Excerpted passage =
((
By Jean Christou
TURKISH Cypriot leader Dervis Eroglu came under fire from the Greek Cypriot side on Wednesday for what the government called his attempts to misrepresent the state of the talks to the UN.
After meeting UN Secretary-General Ban Ki-moon in New York on Monday night, Eroglu said the Turkish Cypriot side expected the conclusion of the current negotiations with a settlement by the end of this year.
Eroglu claimed that the resumption of the negotiations on February 11 had given the Turkish Cypriots hope a deal would be reached but in case the negotiations were prolonged and the Greek Cypriots submitted what he called “excessive demands”, this hope would diminish, he said. He also talked of a meeting of the two leaders with Ban.
But Foreign Minister Ioannis Kasoulides on Wednesday said no such meeting was on the cards. Speaking on a CyBC morning talk show, Kasoulides said a meeting with the Secretary-General could happen only if there was something important in the works that would lead to a final settlement or the ratification of any issue on which there was a common understanding or agreement.
The two leaders themselves have met only twice since the current round of talks began. Their last meeting was on March 31. The bulk of the negotiations are being carried out by their negotiators, Andreas Mavroyiannis and Kudret Ozersay, and it’s no secret the talks are not going well.
Kasoulides slammed Eroglu on Wednesday for giving the impression that the talks were “five minutes away from progress” when the truth was the contrary, he said.
))
Task description = Could you continue the news report on Eroglu and the Cyprus talks from its last sentence?

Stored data
((
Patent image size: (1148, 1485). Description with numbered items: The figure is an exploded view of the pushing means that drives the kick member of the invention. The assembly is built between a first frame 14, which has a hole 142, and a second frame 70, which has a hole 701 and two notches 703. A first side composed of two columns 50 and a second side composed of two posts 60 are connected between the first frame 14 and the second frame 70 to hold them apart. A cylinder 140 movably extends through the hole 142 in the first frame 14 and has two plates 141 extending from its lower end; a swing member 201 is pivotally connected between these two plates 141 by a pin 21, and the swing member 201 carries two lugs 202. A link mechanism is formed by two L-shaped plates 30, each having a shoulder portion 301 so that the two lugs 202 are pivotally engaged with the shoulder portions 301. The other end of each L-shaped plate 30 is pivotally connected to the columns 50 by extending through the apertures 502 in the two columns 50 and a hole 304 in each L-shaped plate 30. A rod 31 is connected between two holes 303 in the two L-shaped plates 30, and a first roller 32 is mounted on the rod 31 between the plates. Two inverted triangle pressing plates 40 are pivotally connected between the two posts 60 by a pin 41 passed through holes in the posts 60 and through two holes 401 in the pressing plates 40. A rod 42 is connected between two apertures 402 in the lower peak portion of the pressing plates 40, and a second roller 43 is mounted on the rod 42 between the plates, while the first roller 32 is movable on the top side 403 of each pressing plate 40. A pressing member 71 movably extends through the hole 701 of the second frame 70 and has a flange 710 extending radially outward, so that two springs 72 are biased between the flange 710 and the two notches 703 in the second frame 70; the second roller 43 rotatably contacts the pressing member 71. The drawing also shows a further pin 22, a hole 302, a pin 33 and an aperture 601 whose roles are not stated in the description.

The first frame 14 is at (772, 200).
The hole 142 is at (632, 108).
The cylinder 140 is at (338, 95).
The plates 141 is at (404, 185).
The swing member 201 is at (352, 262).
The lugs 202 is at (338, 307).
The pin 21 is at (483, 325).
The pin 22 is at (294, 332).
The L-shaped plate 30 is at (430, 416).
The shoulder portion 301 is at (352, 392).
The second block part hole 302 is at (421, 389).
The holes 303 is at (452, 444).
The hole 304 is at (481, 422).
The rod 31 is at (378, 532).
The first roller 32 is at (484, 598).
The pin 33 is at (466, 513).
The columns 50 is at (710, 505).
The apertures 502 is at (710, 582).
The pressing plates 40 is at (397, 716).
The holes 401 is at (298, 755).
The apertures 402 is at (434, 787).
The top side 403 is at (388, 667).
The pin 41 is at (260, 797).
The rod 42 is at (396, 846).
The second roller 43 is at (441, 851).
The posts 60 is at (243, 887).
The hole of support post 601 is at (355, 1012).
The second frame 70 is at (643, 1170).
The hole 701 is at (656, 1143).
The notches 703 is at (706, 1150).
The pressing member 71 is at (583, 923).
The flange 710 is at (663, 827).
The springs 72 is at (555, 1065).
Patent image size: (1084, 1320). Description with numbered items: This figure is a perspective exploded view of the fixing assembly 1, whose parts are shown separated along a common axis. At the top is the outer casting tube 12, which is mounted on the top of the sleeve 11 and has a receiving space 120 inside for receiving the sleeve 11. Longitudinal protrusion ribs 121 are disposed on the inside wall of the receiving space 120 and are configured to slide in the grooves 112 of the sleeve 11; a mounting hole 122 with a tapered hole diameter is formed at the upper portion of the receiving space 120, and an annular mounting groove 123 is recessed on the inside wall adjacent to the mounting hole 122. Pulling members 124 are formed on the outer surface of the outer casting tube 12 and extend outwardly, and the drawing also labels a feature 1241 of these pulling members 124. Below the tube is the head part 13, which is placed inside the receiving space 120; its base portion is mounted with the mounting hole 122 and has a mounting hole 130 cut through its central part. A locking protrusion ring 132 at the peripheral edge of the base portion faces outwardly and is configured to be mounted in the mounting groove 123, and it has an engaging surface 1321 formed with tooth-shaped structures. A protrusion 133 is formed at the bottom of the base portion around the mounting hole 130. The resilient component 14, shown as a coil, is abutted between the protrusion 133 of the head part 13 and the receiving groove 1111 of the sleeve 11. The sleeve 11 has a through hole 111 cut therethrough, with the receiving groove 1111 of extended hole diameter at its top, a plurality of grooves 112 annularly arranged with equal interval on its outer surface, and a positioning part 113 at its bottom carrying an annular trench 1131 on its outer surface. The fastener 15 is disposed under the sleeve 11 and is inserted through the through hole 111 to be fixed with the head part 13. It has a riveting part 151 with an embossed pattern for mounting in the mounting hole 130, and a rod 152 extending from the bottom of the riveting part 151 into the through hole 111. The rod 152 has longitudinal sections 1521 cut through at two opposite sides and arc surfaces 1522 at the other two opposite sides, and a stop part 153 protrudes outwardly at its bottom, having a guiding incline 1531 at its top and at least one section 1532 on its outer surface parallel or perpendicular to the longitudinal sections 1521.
))
Expected answer =
He said Eroglu’s statements in New York were part of the attempt by the Turkish side to create the illusion of progress where there was none.
“This is quite contrary to the positions on the table, which do not leave room for progress,” he said. “Everyone knows what is being discussed at the table and what is reasonable and what is unreasonable,” he added without wanting to apportion blame.
Meanwhile, President Nicos Anastasiades met on Wednesday the secretariat of former coalition partner DIKO, which withdrew from the government over the contents of the joint declaration between the two sides that helped kick start the latest round of talks.
DIKO leader Nicolas Papadopoulos said the party delegation had conveyed to the president its concerns over the joint statement, saying it was “a poor basis for the start of negotiations.”
“We see daily that the joint communiqué works against the Greek Cypriot side as a shield for the positions of the Turkish Cypriot side,” he added.
“Turkey violates daily our Exclusive Economic Zone with their ship Barbaros but the UN Secretary-General talks about momentum in the negotiations,” Papadopoulos said.